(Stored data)
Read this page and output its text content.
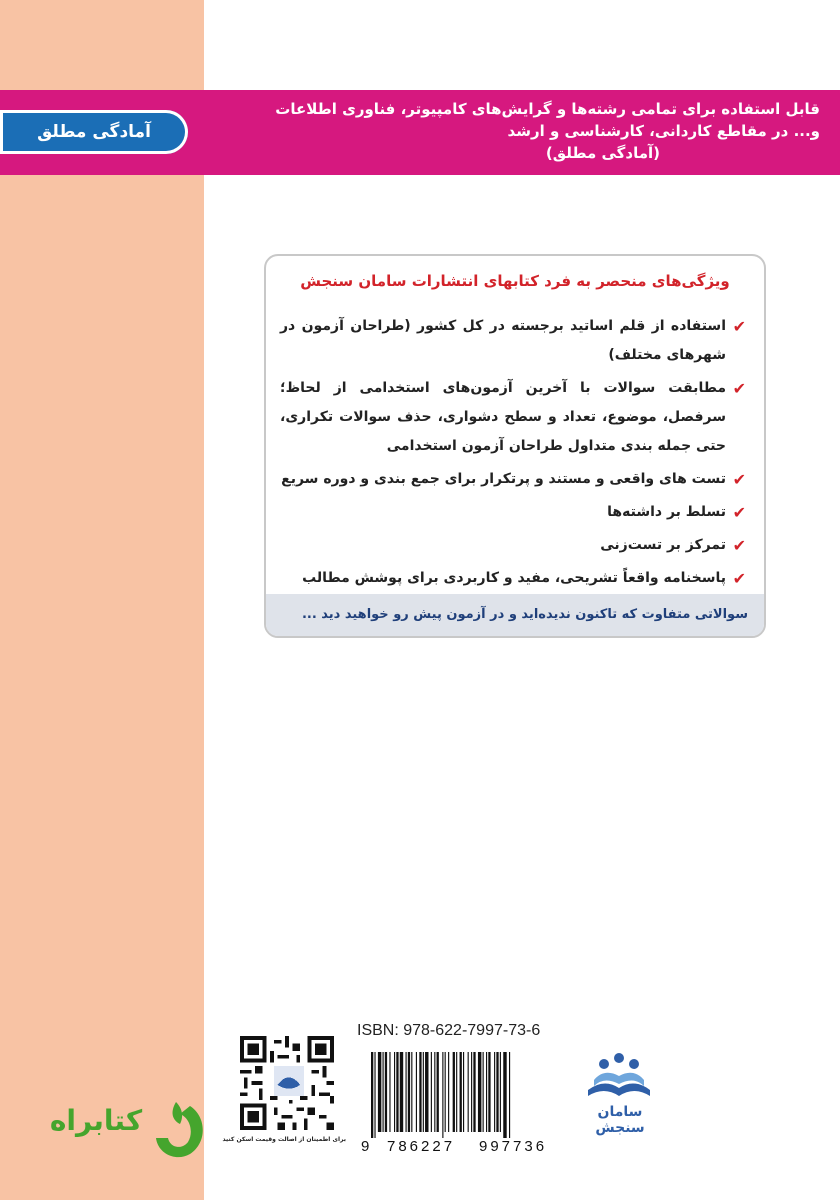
قابل استفاده برای تمامی رشته‌ها و گرایش‌های کامپیوتر، فناوری اطلاعات
و... در مقاطع کاردانی، کارشناسی و ارشد
(آمادگی مطلق)
آمادگی مطلق
ویژگی‌های منحصر به فرد کتابهای انتشارات سامان سنجش
✔
استفاده از قلم اساتید برجسته در کل کشور (طراحان آزمون در شهرهای مختلف)
✔
مطابقت سوالات با آخرین آزمون‌های استخدامی از لحاظ؛ سرفصل، موضوع، تعداد و سطح دشواری، حذف سوالات تکراری، حتی جمله بندی متداول طراحان آزمون استخدامی
✔
تست های واقعی و مستند و پرتکرار برای جمع بندی و دوره سریع
✔
تسلط بر داشته‌ها
✔
تمرکز بر تست‌زنی
✔
پاسخنامه واقعاً تشریحی، مفید و کاربردی برای پوشش مطالب
سوالاتی متفاوت که تاکنون ندیده‌اید و در آزمون پیش رو خواهید دید ...
برای اطمینان از اصالت وقیمت اسکن کنید
ISBN: 978-622-7997-73-6
9 786227 997736
سامان سنجش
کتابراه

**Your goal**
Copy all lines from the data that hold the word "بندی".

**Exercise answer**
مطابقت سوالات با آخرین آزمون‌های استخدامی از لحاظ؛ سرفصل، موضوع، تعداد و سطح دشواری، حذف سوالات تکراری، حتی جمله بندی متداول طراحان آزمون استخدامی
تست های واقعی و مستند و پرتکرار برای جمع بندی و دوره سریع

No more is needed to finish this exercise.